**OBJECTIVE:** Restate the data word for word and leave the images out.

**GIVEN RECORDS:**

* Begin *

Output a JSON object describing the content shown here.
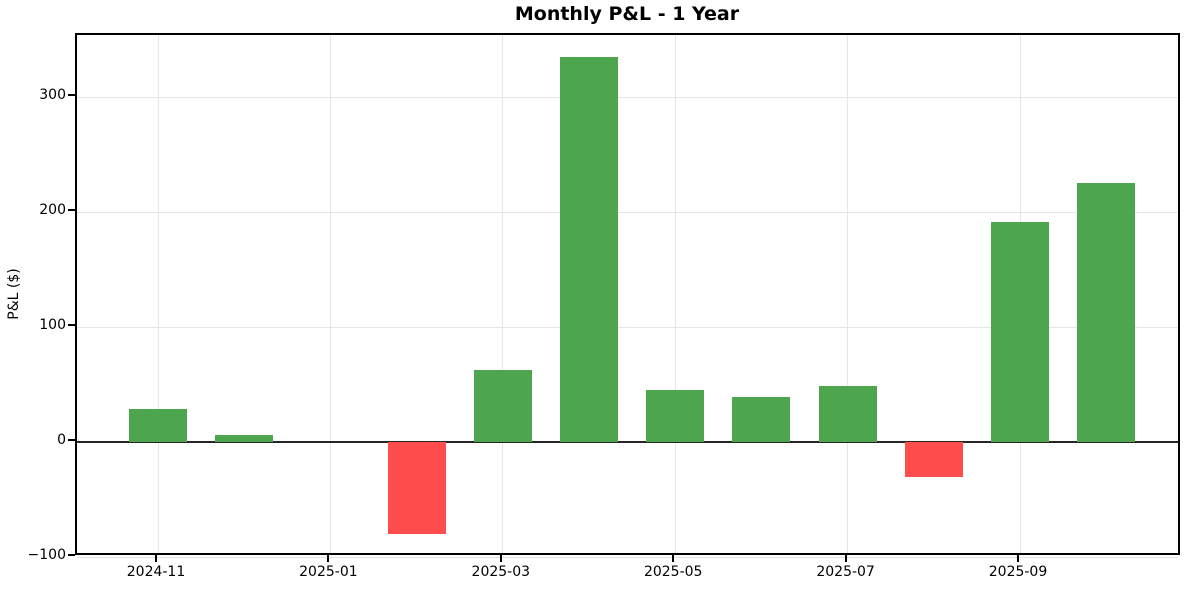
{
  "title": "Monthly P&L - 1 Year",
  "colors": {
    "positive_bar": "#4DA64D",
    "negative_bar": "#FF4D4D",
    "gridline": "#e6e6e6",
    "zero_line": "#262626",
    "axis_frame": "#000000"
  },
  "chart_data": {
    "type": "bar",
    "title": "Monthly P&L - 1 Year",
    "xlabel": "",
    "ylabel": "P&L ($)",
    "categories": [
      "2024-11",
      "2024-12",
      "2025-01",
      "2025-02",
      "2025-03",
      "2025-04",
      "2025-05",
      "2025-06",
      "2025-07",
      "2025-08",
      "2025-09",
      "2025-10"
    ],
    "values": [
      29,
      6,
      0,
      -80,
      63,
      335,
      45,
      39,
      49,
      -30,
      191,
      225
    ],
    "x_tick_labels": [
      "2024-11",
      "2025-01",
      "2025-03",
      "2025-05",
      "2025-07",
      "2025-09"
    ],
    "x_tick_indices": [
      0,
      2,
      4,
      6,
      8,
      10
    ],
    "y_ticks": [
      -100,
      0,
      100,
      200,
      300
    ],
    "y_tick_labels": [
      "−100",
      "0",
      "100",
      "200",
      "300"
    ],
    "ylim": [
      -100,
      354
    ],
    "grid": true,
    "legend": "none",
    "zero_line": true
  }
}
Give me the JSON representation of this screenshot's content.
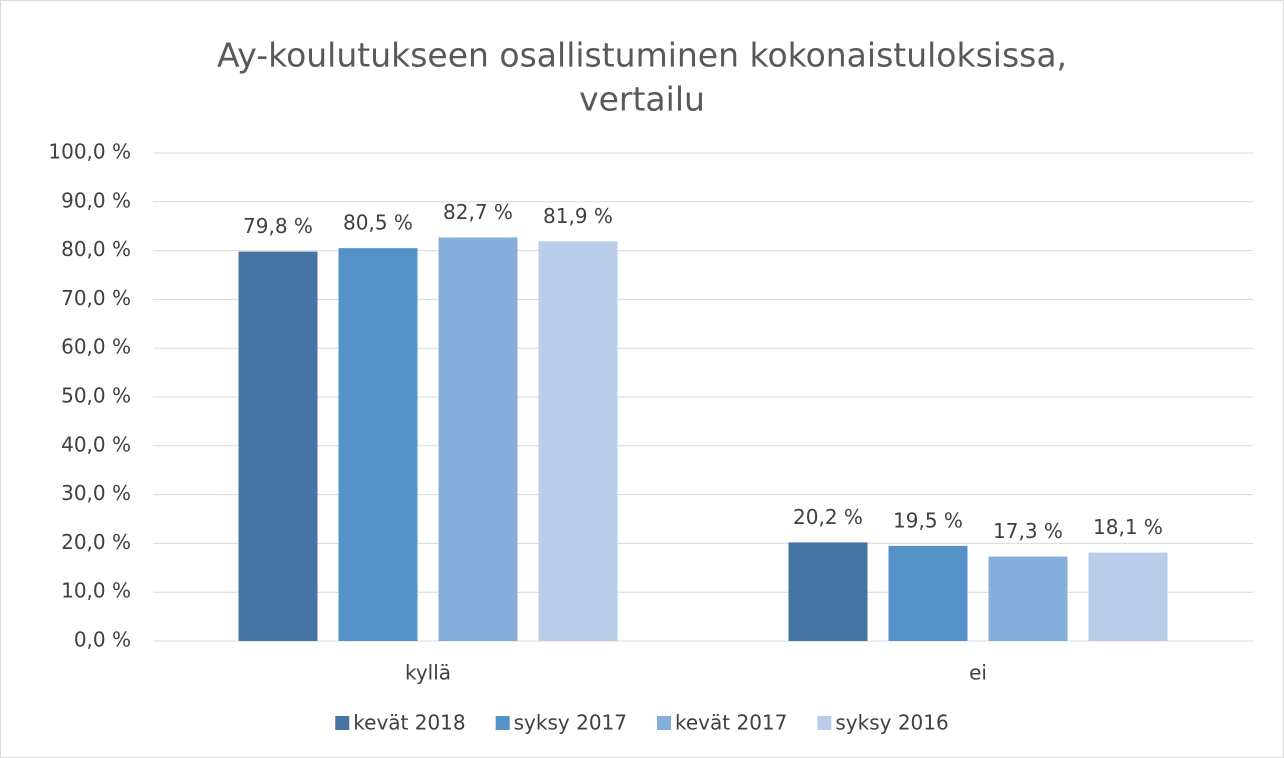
{
  "chart_data": {
    "type": "bar",
    "title": [
      "Ay-koulutukseen osallistuminen kokonaistuloksissa,",
      "vertailu"
    ],
    "categories": [
      "kyllä",
      "ei"
    ],
    "series": [
      {
        "name": "kevät 2018",
        "color": "#4674a5",
        "values": [
          79.8,
          20.2
        ],
        "value_labels": [
          "79,8 %",
          "20,2 %"
        ]
      },
      {
        "name": "syksy 2017",
        "color": "#5592c8",
        "values": [
          80.5,
          19.5
        ],
        "value_labels": [
          "80,5 %",
          "19,5 %"
        ]
      },
      {
        "name": "kevät 2017",
        "color": "#86aedb",
        "values": [
          82.7,
          17.3
        ],
        "value_labels": [
          "82,7 %",
          "17,3 %"
        ]
      },
      {
        "name": "syksy 2016",
        "color": "#b9cde8",
        "values": [
          81.9,
          18.1
        ],
        "value_labels": [
          "81,9 %",
          "18,1 %"
        ]
      }
    ],
    "ylim": [
      0,
      100
    ],
    "yticks": [
      {
        "value": 0,
        "label": "0,0 %"
      },
      {
        "value": 10,
        "label": "10,0 %"
      },
      {
        "value": 20,
        "label": "20,0 %"
      },
      {
        "value": 30,
        "label": "30,0 %"
      },
      {
        "value": 40,
        "label": "40,0 %"
      },
      {
        "value": 50,
        "label": "50,0 %"
      },
      {
        "value": 60,
        "label": "60,0 %"
      },
      {
        "value": 70,
        "label": "70,0 %"
      },
      {
        "value": 80,
        "label": "80,0 %"
      },
      {
        "value": 90,
        "label": "90,0 %"
      },
      {
        "value": 100,
        "label": "100,0 %"
      }
    ],
    "grid": true,
    "legend": "bottom"
  }
}
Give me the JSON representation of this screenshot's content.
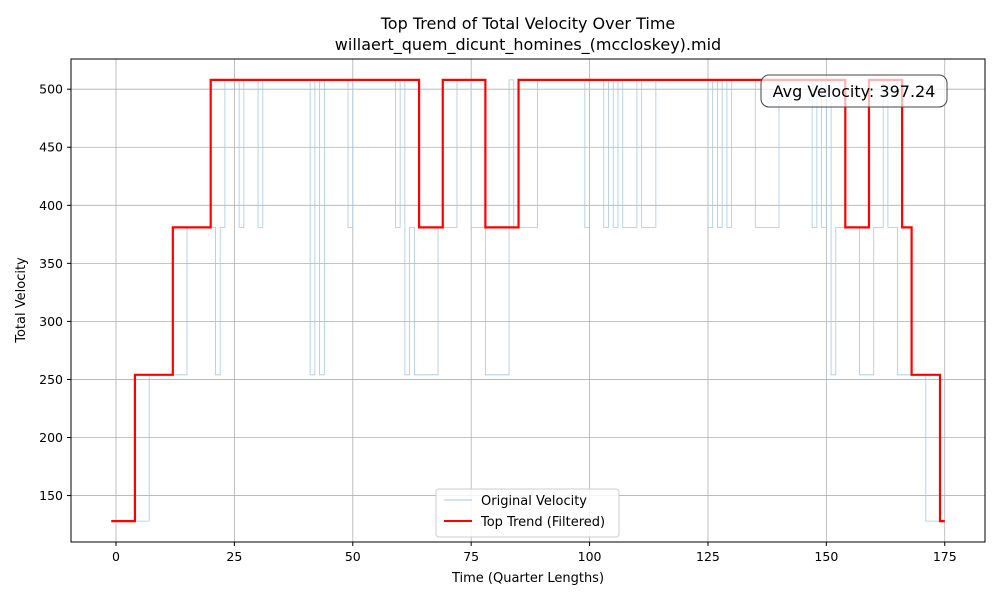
{
  "chart_data": {
    "type": "line",
    "title": "Top Trend of Total Velocity Over Time",
    "subtitle": "willaert_quem_dicunt_homines_(mccloskey).mid",
    "xlabel": "Time (Quarter Lengths)",
    "ylabel": "Total Velocity",
    "xlim": [
      -9.5,
      183.5
    ],
    "ylim": [
      110,
      526
    ],
    "x_ticks": [
      0,
      25,
      50,
      75,
      100,
      125,
      150,
      175
    ],
    "y_ticks": [
      150,
      200,
      250,
      300,
      350,
      400,
      450,
      500
    ],
    "grid": true,
    "legend_position": "lower center",
    "annotation": "Avg Velocity: 397.24",
    "colors": {
      "original": "#a6c8e0",
      "trend": "#ff0000",
      "grid": "#b0b0b0"
    },
    "series": [
      {
        "name": "Original Velocity",
        "style": "step",
        "x": [
          -1,
          7,
          7,
          15,
          15,
          21,
          21,
          22,
          22,
          23,
          23,
          26,
          26,
          27,
          27,
          30,
          30,
          31,
          31,
          32,
          32,
          41,
          41,
          42,
          42,
          43,
          43,
          44,
          44,
          49,
          49,
          50,
          50,
          59,
          59,
          60,
          60,
          61,
          61,
          62,
          62,
          63,
          63,
          64,
          64,
          68,
          68,
          72,
          72,
          75,
          75,
          76,
          76,
          78,
          78,
          83,
          83,
          84,
          84,
          88,
          88,
          89,
          89,
          99,
          99,
          100,
          100,
          103,
          103,
          104,
          104,
          105,
          105,
          106,
          106,
          107,
          107,
          110,
          110,
          111,
          111,
          114,
          114,
          125,
          125,
          126,
          126,
          127,
          127,
          128,
          128,
          129,
          129,
          130,
          130,
          135,
          135,
          140,
          140,
          141,
          141,
          147,
          147,
          148,
          148,
          149,
          149,
          150,
          150,
          151,
          151,
          152,
          152,
          157,
          157,
          160,
          160,
          162,
          162,
          163,
          163,
          165,
          165,
          168,
          168,
          171,
          171,
          175
        ],
        "y": [
          128,
          128,
          254,
          254,
          381,
          381,
          254,
          254,
          381,
          381,
          508,
          508,
          381,
          381,
          508,
          508,
          381,
          381,
          508,
          508,
          508,
          508,
          254,
          254,
          508,
          508,
          254,
          254,
          508,
          508,
          381,
          381,
          508,
          508,
          381,
          381,
          508,
          508,
          254,
          254,
          381,
          381,
          254,
          254,
          254,
          254,
          381,
          381,
          508,
          508,
          381,
          381,
          381,
          381,
          254,
          254,
          508,
          508,
          381,
          381,
          381,
          381,
          508,
          508,
          381,
          381,
          508,
          508,
          381,
          381,
          508,
          508,
          381,
          381,
          508,
          508,
          381,
          381,
          508,
          508,
          381,
          381,
          508,
          508,
          381,
          381,
          508,
          508,
          381,
          381,
          508,
          508,
          381,
          381,
          508,
          508,
          381,
          381,
          508,
          508,
          508,
          508,
          381,
          381,
          508,
          508,
          381,
          381,
          508,
          508,
          254,
          254,
          381,
          381,
          254,
          254,
          381,
          381,
          508,
          508,
          381,
          381,
          254,
          254,
          254,
          254,
          128,
          128
        ]
      },
      {
        "name": "Top Trend (Filtered)",
        "style": "step",
        "x": [
          -1,
          4,
          4,
          12,
          12,
          20,
          20,
          64,
          64,
          69,
          69,
          78,
          78,
          85,
          85,
          154,
          154,
          159,
          159,
          166,
          166,
          168,
          168,
          174,
          174,
          175
        ],
        "y": [
          128,
          128,
          254,
          254,
          381,
          381,
          508,
          508,
          381,
          381,
          508,
          508,
          381,
          381,
          508,
          508,
          381,
          381,
          508,
          508,
          381,
          381,
          254,
          254,
          128,
          128
        ]
      }
    ]
  }
}
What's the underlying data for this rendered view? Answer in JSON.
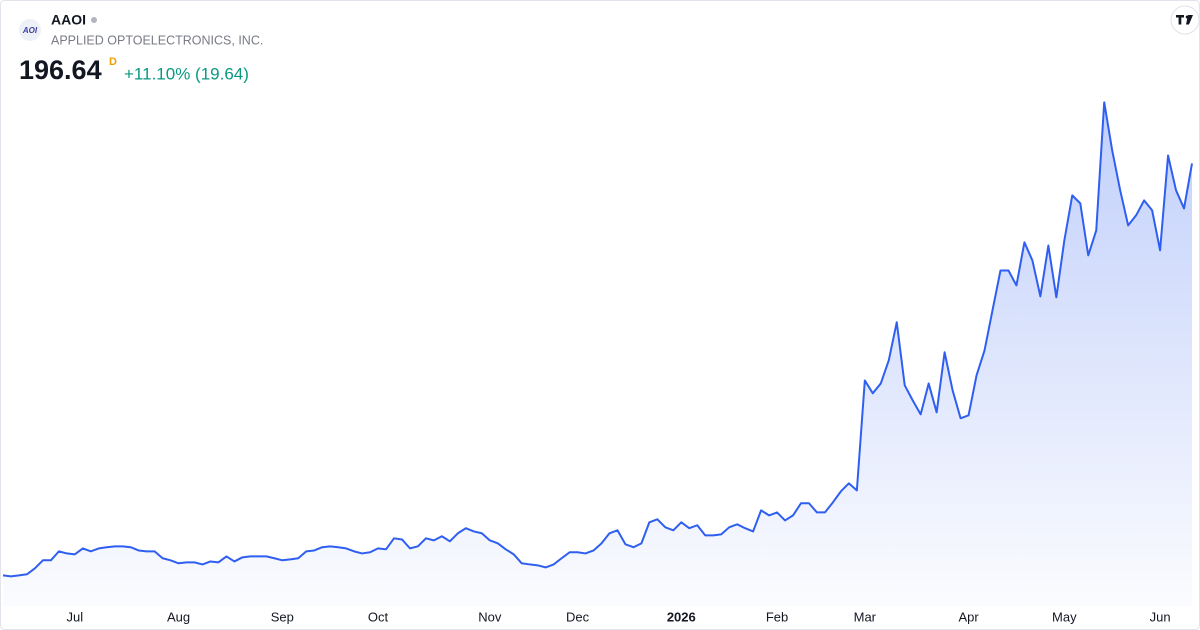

* End *

**THE ANSWER:**
Output a JSON object describing the content shown here.
{
  "title": "Monthly P&L - 1 Year",
  "colors": {
    "positive_bar": "#4DA64D",
    "negative_bar": "#FF4D4D",
    "gridline": "#e6e6e6",
    "zero_line": "#262626",
    "axis_frame": "#000000"
  },
  "chart_data": {
    "type": "bar",
    "title": "Monthly P&L - 1 Year",
    "xlabel": "",
    "ylabel": "P&L ($)",
    "categories": [
      "2024-11",
      "2024-12",
      "2025-01",
      "2025-02",
      "2025-03",
      "2025-04",
      "2025-05",
      "2025-06",
      "2025-07",
      "2025-08",
      "2025-09",
      "2025-10"
    ],
    "values": [
      29,
      6,
      0,
      -80,
      63,
      335,
      45,
      39,
      49,
      -30,
      191,
      225
    ],
    "x_tick_labels": [
      "2024-11",
      "2025-01",
      "2025-03",
      "2025-05",
      "2025-07",
      "2025-09"
    ],
    "x_tick_indices": [
      0,
      2,
      4,
      6,
      8,
      10
    ],
    "y_ticks": [
      -100,
      0,
      100,
      200,
      300
    ],
    "y_tick_labels": [
      "−100",
      "0",
      "100",
      "200",
      "300"
    ],
    "ylim": [
      -100,
      354
    ],
    "grid": true,
    "legend": "none",
    "zero_line": true
  }
}
Give me the JSON representation of this screenshot's content.
{
  "chart_data": {
    "type": "bar",
    "title": [
      "Ay-koulutukseen osallistuminen kokonaistuloksissa,",
      "vertailu"
    ],
    "categories": [
      "kyllä",
      "ei"
    ],
    "series": [
      {
        "name": "kevät 2018",
        "color": "#4674a5",
        "values": [
          79.8,
          20.2
        ],
        "value_labels": [
          "79,8 %",
          "20,2 %"
        ]
      },
      {
        "name": "syksy 2017",
        "color": "#5592c8",
        "values": [
          80.5,
          19.5
        ],
        "value_labels": [
          "80,5 %",
          "19,5 %"
        ]
      },
      {
        "name": "kevät 2017",
        "color": "#86aedb",
        "values": [
          82.7,
          17.3
        ],
        "value_labels": [
          "82,7 %",
          "17,3 %"
        ]
      },
      {
        "name": "syksy 2016",
        "color": "#b9cde8",
        "values": [
          81.9,
          18.1
        ],
        "value_labels": [
          "81,9 %",
          "18,1 %"
        ]
      }
    ],
    "ylim": [
      0,
      100
    ],
    "yticks": [
      {
        "value": 0,
        "label": "0,0 %"
      },
      {
        "value": 10,
        "label": "10,0 %"
      },
      {
        "value": 20,
        "label": "20,0 %"
      },
      {
        "value": 30,
        "label": "30,0 %"
      },
      {
        "value": 40,
        "label": "40,0 %"
      },
      {
        "value": 50,
        "label": "50,0 %"
      },
      {
        "value": 60,
        "label": "60,0 %"
      },
      {
        "value": 70,
        "label": "70,0 %"
      },
      {
        "value": 80,
        "label": "80,0 %"
      },
      {
        "value": 90,
        "label": "90,0 %"
      },
      {
        "value": 100,
        "label": "100,0 %"
      }
    ],
    "grid": true,
    "legend": "bottom"
  }
}
Give me the JSON representation of this screenshot's content.
{
  "chart_data": {
    "type": "line",
    "title": "Top Trend of Total Velocity Over Time",
    "subtitle": "willaert_quem_dicunt_homines_(mccloskey).mid",
    "xlabel": "Time (Quarter Lengths)",
    "ylabel": "Total Velocity",
    "xlim": [
      -9.5,
      183.5
    ],
    "ylim": [
      110,
      526
    ],
    "x_ticks": [
      0,
      25,
      50,
      75,
      100,
      125,
      150,
      175
    ],
    "y_ticks": [
      150,
      200,
      250,
      300,
      350,
      400,
      450,
      500
    ],
    "grid": true,
    "legend_position": "lower center",
    "annotation": "Avg Velocity: 397.24",
    "colors": {
      "original": "#a6c8e0",
      "trend": "#ff0000",
      "grid": "#b0b0b0"
    },
    "series": [
      {
        "name": "Original Velocity",
        "style": "step",
        "x": [
          -1,
          7,
          7,
          15,
          15,
          21,
          21,
          22,
          22,
          23,
          23,
          26,
          26,
          27,
          27,
          30,
          30,
          31,
          31,
          32,
          32,
          41,
          41,
          42,
          42,
          43,
          43,
          44,
          44,
          49,
          49,
          50,
          50,
          59,
          59,
          60,
          60,
          61,
          61,
          62,
          62,
          63,
          63,
          64,
          64,
          68,
          68,
          72,
          72,
          75,
          75,
          76,
          76,
          78,
          78,
          83,
          83,
          84,
          84,
          88,
          88,
          89,
          89,
          99,
          99,
          100,
          100,
          103,
          103,
          104,
          104,
          105,
          105,
          106,
          106,
          107,
          107,
          110,
          110,
          111,
          111,
          114,
          114,
          125,
          125,
          126,
          126,
          127,
          127,
          128,
          128,
          129,
          129,
          130,
          130,
          135,
          135,
          140,
          140,
          141,
          141,
          147,
          147,
          148,
          148,
          149,
          149,
          150,
          150,
          151,
          151,
          152,
          152,
          157,
          157,
          160,
          160,
          162,
          162,
          163,
          163,
          165,
          165,
          168,
          168,
          171,
          171,
          175
        ],
        "y": [
          128,
          128,
          254,
          254,
          381,
          381,
          254,
          254,
          381,
          381,
          508,
          508,
          381,
          381,
          508,
          508,
          381,
          381,
          508,
          508,
          508,
          508,
          254,
          254,
          508,
          508,
          254,
          254,
          508,
          508,
          381,
          381,
          508,
          508,
          381,
          381,
          508,
          508,
          254,
          254,
          381,
          381,
          254,
          254,
          254,
          254,
          381,
          381,
          508,
          508,
          381,
          381,
          381,
          381,
          254,
          254,
          508,
          508,
          381,
          381,
          381,
          381,
          508,
          508,
          381,
          381,
          508,
          508,
          381,
          381,
          508,
          508,
          381,
          381,
          508,
          508,
          381,
          381,
          508,
          508,
          381,
          381,
          508,
          508,
          381,
          381,
          508,
          508,
          381,
          381,
          508,
          508,
          381,
          381,
          508,
          508,
          381,
          381,
          508,
          508,
          508,
          508,
          381,
          381,
          508,
          508,
          381,
          381,
          508,
          508,
          254,
          254,
          381,
          381,
          254,
          254,
          381,
          381,
          508,
          508,
          381,
          381,
          254,
          254,
          254,
          254,
          128,
          128
        ]
      },
      {
        "name": "Top Trend (Filtered)",
        "style": "step",
        "x": [
          -1,
          4,
          4,
          12,
          12,
          20,
          20,
          64,
          64,
          69,
          69,
          78,
          78,
          85,
          85,
          154,
          154,
          159,
          159,
          166,
          166,
          168,
          168,
          174,
          174,
          175
        ],
        "y": [
          128,
          128,
          254,
          254,
          381,
          381,
          508,
          508,
          381,
          381,
          508,
          508,
          381,
          381,
          508,
          508,
          381,
          381,
          508,
          508,
          381,
          381,
          254,
          254,
          128,
          128
        ]
      }
    ]
  }
}
What's the underlying data for this rendered view? Answer in JSON.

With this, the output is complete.